Records supplied:

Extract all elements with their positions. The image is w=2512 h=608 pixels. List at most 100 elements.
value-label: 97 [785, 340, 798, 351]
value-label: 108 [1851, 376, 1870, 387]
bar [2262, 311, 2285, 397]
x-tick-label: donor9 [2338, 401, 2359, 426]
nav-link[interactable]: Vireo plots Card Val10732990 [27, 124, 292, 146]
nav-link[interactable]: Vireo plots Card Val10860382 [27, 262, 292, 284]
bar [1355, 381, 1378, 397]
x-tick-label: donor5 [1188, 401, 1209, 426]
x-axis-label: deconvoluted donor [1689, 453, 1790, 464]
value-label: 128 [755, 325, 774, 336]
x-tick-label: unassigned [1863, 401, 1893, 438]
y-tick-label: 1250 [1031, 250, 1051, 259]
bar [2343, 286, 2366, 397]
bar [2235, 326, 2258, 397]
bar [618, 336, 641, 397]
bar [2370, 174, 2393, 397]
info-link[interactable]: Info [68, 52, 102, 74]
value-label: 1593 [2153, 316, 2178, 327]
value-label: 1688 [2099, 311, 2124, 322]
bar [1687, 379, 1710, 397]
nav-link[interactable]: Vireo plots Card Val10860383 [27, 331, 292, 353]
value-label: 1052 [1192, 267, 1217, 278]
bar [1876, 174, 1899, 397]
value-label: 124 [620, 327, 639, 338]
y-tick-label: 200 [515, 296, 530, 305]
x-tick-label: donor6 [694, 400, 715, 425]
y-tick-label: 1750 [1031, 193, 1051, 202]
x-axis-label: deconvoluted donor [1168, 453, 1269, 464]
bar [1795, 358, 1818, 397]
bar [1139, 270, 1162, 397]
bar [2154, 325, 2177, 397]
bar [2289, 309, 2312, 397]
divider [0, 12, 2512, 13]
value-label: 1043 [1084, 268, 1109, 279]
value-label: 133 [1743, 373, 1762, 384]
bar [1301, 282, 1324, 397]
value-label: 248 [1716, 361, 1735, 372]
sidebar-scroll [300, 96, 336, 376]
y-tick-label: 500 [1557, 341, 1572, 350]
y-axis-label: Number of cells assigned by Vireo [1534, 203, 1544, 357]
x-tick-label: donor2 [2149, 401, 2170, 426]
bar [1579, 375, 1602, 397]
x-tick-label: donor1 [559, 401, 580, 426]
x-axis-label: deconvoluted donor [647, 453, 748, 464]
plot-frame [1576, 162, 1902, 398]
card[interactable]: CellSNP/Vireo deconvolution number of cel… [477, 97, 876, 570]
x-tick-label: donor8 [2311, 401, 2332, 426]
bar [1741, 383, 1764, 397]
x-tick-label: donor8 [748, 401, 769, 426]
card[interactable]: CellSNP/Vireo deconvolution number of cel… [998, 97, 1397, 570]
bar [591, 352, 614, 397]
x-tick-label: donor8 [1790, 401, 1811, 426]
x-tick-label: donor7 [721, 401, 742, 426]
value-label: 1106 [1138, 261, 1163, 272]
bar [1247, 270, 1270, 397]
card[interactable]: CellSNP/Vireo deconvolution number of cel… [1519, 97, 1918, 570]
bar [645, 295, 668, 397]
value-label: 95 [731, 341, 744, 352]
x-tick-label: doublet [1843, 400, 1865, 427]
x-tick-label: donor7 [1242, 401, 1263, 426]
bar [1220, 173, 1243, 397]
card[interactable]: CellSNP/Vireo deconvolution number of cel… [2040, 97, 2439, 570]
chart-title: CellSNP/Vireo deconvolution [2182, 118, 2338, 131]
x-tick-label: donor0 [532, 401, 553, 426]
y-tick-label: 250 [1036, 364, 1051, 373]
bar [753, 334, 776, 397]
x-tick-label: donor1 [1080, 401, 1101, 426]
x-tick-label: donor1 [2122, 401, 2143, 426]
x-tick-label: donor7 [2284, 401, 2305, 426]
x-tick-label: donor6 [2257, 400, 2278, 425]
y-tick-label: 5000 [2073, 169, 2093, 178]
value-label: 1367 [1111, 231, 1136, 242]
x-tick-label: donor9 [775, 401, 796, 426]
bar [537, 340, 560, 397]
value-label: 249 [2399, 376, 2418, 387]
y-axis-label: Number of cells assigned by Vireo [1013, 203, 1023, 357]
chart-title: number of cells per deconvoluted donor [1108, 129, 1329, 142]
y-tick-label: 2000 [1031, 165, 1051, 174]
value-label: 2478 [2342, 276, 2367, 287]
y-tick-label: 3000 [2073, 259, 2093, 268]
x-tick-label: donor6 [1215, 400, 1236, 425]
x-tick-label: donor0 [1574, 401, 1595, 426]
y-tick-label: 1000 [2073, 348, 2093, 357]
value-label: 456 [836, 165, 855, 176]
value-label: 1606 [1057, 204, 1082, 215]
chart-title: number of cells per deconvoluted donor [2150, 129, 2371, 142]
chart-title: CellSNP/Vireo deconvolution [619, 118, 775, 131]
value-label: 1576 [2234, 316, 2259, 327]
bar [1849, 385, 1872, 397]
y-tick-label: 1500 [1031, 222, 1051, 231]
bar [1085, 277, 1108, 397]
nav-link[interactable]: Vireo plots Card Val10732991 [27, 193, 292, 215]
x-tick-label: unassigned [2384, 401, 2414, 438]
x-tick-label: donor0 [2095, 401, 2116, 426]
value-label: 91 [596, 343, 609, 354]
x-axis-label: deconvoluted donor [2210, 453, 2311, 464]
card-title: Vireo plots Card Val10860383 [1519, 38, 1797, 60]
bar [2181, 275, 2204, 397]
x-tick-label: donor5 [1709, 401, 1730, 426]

Task details: Counting only lines that contain the word "CellSNP", how many are there in the records above? Give the number alone.

Exercise answer: 6